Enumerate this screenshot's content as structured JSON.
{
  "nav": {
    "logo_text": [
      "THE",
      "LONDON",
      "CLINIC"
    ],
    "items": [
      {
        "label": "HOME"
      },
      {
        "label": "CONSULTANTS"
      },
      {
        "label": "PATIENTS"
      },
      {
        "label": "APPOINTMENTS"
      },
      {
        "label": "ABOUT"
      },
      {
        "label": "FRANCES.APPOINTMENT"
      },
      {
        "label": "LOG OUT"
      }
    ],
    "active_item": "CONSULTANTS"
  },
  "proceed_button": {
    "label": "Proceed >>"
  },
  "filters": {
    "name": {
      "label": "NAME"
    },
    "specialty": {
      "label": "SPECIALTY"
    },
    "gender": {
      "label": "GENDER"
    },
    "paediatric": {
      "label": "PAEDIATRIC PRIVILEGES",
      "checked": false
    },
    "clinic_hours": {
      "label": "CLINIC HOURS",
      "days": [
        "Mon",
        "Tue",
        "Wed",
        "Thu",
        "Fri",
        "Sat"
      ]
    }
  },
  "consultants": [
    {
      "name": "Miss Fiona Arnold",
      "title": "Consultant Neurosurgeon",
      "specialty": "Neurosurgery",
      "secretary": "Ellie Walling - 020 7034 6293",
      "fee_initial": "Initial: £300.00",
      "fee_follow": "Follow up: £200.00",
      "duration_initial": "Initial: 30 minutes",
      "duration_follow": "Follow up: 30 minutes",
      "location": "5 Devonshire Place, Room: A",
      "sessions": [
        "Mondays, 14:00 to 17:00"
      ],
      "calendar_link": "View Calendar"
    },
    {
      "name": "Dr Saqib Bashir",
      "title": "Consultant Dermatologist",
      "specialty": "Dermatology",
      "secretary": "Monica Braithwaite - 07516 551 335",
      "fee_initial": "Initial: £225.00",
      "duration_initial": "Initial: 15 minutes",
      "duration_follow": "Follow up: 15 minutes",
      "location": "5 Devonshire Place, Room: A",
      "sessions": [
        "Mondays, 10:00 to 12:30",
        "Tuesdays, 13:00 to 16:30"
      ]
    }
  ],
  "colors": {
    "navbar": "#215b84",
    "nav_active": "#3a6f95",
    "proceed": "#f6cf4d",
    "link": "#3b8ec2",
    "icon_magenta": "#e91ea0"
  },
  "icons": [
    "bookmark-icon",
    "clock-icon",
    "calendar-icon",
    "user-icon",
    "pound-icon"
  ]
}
☆ ☆ ☆
- _ABOUT THIS TASK_
Every record needs to be written out again, exactly as it was given.

- _ANSWER SECTION_
Enumerate this screenshot's content as structured JSON.
{
  "nav": {
    "logo_text": [
      "THE",
      "LONDON",
      "CLINIC"
    ],
    "items": [
      {
        "label": "HOME"
      },
      {
        "label": "CONSULTANTS"
      },
      {
        "label": "PATIENTS"
      },
      {
        "label": "APPOINTMENTS"
      },
      {
        "label": "ABOUT"
      },
      {
        "label": "FRANCES.APPOINTMENT"
      },
      {
        "label": "LOG OUT"
      }
    ],
    "active_item": "CONSULTANTS"
  },
  "proceed_button": {
    "label": "Proceed >>"
  },
  "filters": {
    "name": {
      "label": "NAME"
    },
    "specialty": {
      "label": "SPECIALTY"
    },
    "gender": {
      "label": "GENDER"
    },
    "paediatric": {
      "label": "PAEDIATRIC PRIVILEGES",
      "checked": false
    },
    "clinic_hours": {
      "label": "CLINIC HOURS",
      "days": [
        "Mon",
        "Tue",
        "Wed",
        "Thu",
        "Fri",
        "Sat"
      ]
    }
  },
  "consultants": [
    {
      "name": "Miss Fiona Arnold",
      "title": "Consultant Neurosurgeon",
      "specialty": "Neurosurgery",
      "secretary": "Ellie Walling - 020 7034 6293",
      "fee_initial": "Initial: £300.00",
      "fee_follow": "Follow up: £200.00",
      "duration_initial": "Initial: 30 minutes",
      "duration_follow": "Follow up: 30 minutes",
      "location": "5 Devonshire Place, Room: A",
      "sessions": [
        "Mondays, 14:00 to 17:00"
      ],
      "calendar_link": "View Calendar"
    },
    {
      "name": "Dr Saqib Bashir",
      "title": "Consultant Dermatologist",
      "specialty": "Dermatology",
      "secretary": "Monica Braithwaite - 07516 551 335",
      "fee_initial": "Initial: £225.00",
      "duration_initial": "Initial: 15 minutes",
      "duration_follow": "Follow up: 15 minutes",
      "location": "5 Devonshire Place, Room: A",
      "sessions": [
        "Mondays, 10:00 to 12:30",
        "Tuesdays, 13:00 to 16:30"
      ]
    }
  ],
  "colors": {
    "navbar": "#215b84",
    "nav_active": "#3a6f95",
    "proceed": "#f6cf4d",
    "link": "#3b8ec2",
    "icon_magenta": "#e91ea0"
  },
  "icons": [
    "bookmark-icon",
    "clock-icon",
    "calendar-icon",
    "user-icon",
    "pound-icon"
  ]
}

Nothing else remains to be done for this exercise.